■ **Exercise**: Look through the records below, count the lines with the word "且欲与常马等不可得", and reply with only the number.

[START Extracted data]

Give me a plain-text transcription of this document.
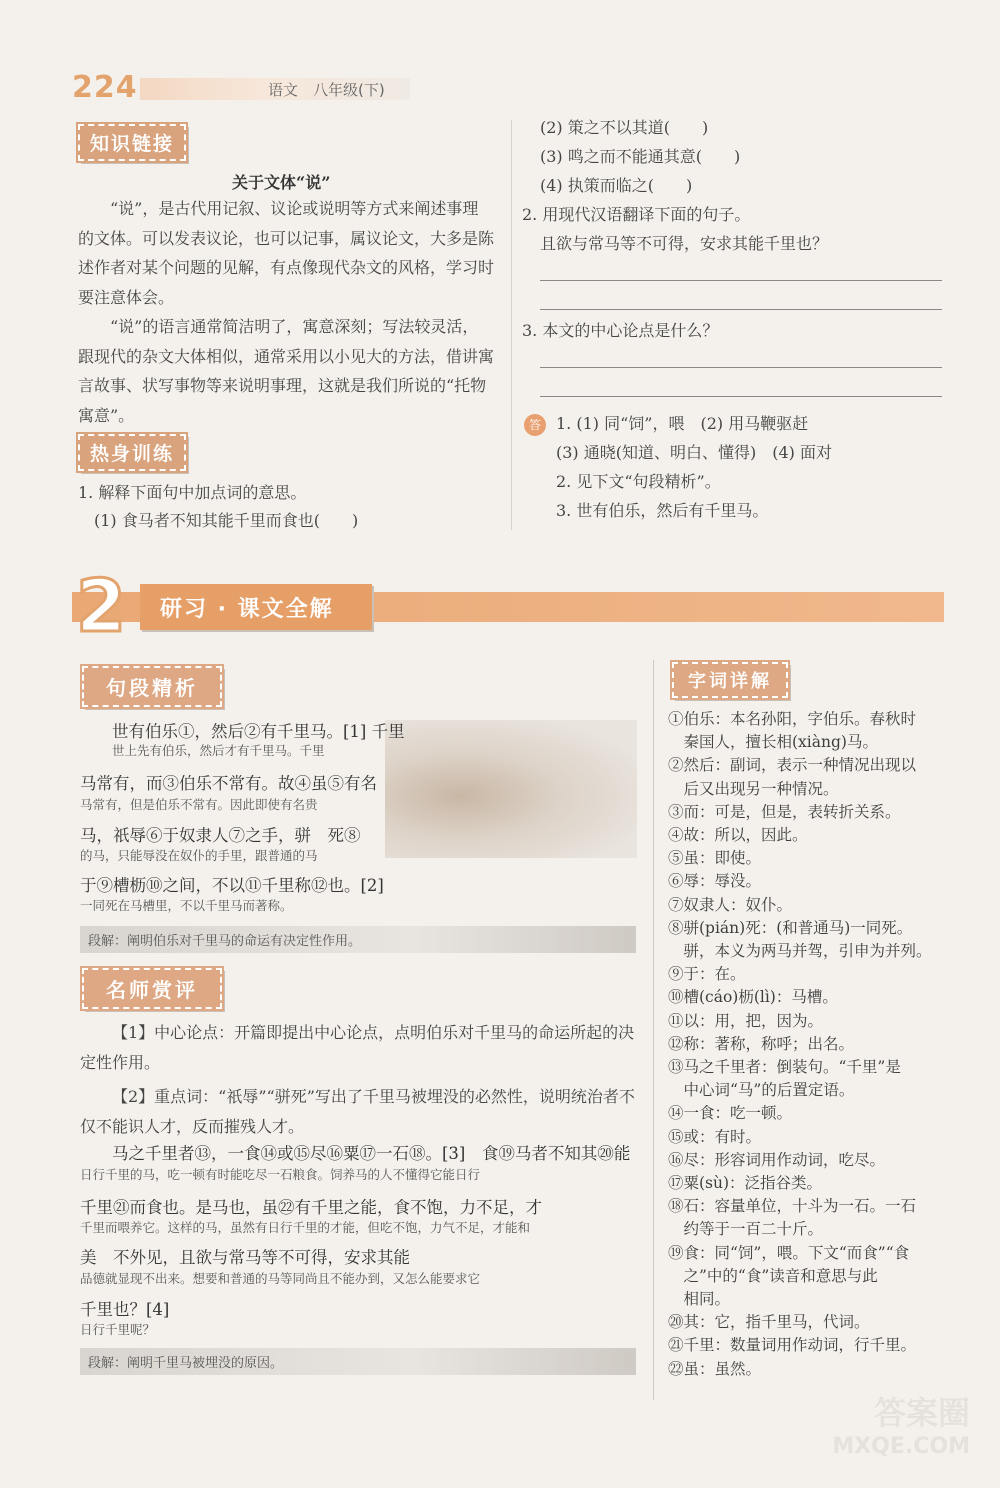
224	语文　八年级(下)
知识链接
关于文体“说”
“说”，是古代用记叙、议论或说明等方式来阐述事理的文体。可以发表议论，也可以记事，属议论文，大多是陈述作者对某个问题的见解，有点像现代杂文的风格，学习时要注意体会。
“说”的语言通常简洁明了，寓意深刻；写法较灵活，跟现代的杂文大体相似，通常采用以小见大的方法，借讲寓言故事、状写事物等来说明事理，这就是我们所说的“托物寓意”。
热身训练
1. 解释下面句中加点词的意思。
(1) 食马者不知其能千里而食也(　　)
(2) 策之不以其道(　　)
(3) 鸣之而不能通其意(　　)
(4) 执策而临之(　　)
2. 用现代汉语翻译下面的句子。
且欲与常马等不可得，安求其能千里也？
3. 本文的中心论点是什么？
答 1. (1) 同“饲”，喂　(2) 用马鞭驱赶
(3) 通晓(知道、明白、懂得)　(4) 面对
2. 见下文“句段精析”。
3. 世有伯乐，然后有千里马。
2 研习 · 课文全解
句段精析
世有伯乐①，然后②有千里马。[1] 千里
世上先有伯乐，然后才有千里马。千里
马常有，而③伯乐不常有。故④虽⑤有名
马常有，但是伯乐不常有。因此即使有名贵
马，祇辱⑥于奴隶人⑦之手，骈　死⑧
的马，只能辱没在奴仆的手里，跟普通的马
于⑨槽枥⑩之间，不以⑪千里称⑫也。[2]
一同死在马槽里，不以千里马而著称。
段解：阐明伯乐对千里马的命运有决定性作用。
名师赏评
【1】中心论点：开篇即提出中心论点，点明伯乐对千里马的命运所起的决定性作用。
【2】重点词：“祇辱”“骈死”写出了千里马被埋没的必然性，说明统治者不仅不能识人才，反而摧残人才。
马之千里者⑬，一食⑭或⑮尽⑯粟⑰一石⑱。[3]　食⑲马者不知其⑳能
日行千里的马，吃一顿有时能吃尽一石粮食。饲养马的人不懂得它能日行
千里㉑而食也。是马也，虽㉒有千里之能，食不饱，力不足，才
千里而喂养它。这样的马，虽然有日行千里的才能，但吃不饱，力气不足，才能和
美　不外见，且欲与常马等不可得，安求其能
品德就显现不出来。想要和普通的马等同尚且不能办到，又怎么能要求它
千里也？[4]
日行千里呢？
段解：阐明千里马被埋没的原因。
字词详解
①伯乐：本名孙阳，字伯乐。春秋时
　秦国人，擅长相(xiàng)马。
②然后：副词，表示一种情况出现以
　后又出现另一种情况。
③而：可是，但是，表转折关系。
④故：所以，因此。
⑤虽：即使。
⑥辱：辱没。
⑦奴隶人：奴仆。
⑧骈(pián)死：(和普通马)一同死。
　骈，本义为两马并驾，引申为并列。
⑨于：在。
⑩槽(cáo)枥(lì)：马槽。
⑪以：用，把，因为。
⑫称：著称，称呼；出名。
⑬马之千里者：倒装句。“千里”是
　中心词“马”的后置定语。
⑭一食：吃一顿。
⑮或：有时。
⑯尽：形容词用作动词，吃尽。
⑰粟(sù)：泛指谷类。
⑱石：容量单位，十斗为一石。一石
　约等于一百二十斤。
⑲食：同“饲”，喂。下文“而食”“食
　之”中的“食”读音和意思与此
　相同。
⑳其：它，指千里马，代词。
㉑千里：数量词用作动词，行千里。
㉒虽：虽然。
答案圈
MXQE.COM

[END Extracted data]

■ **Task answer**: 2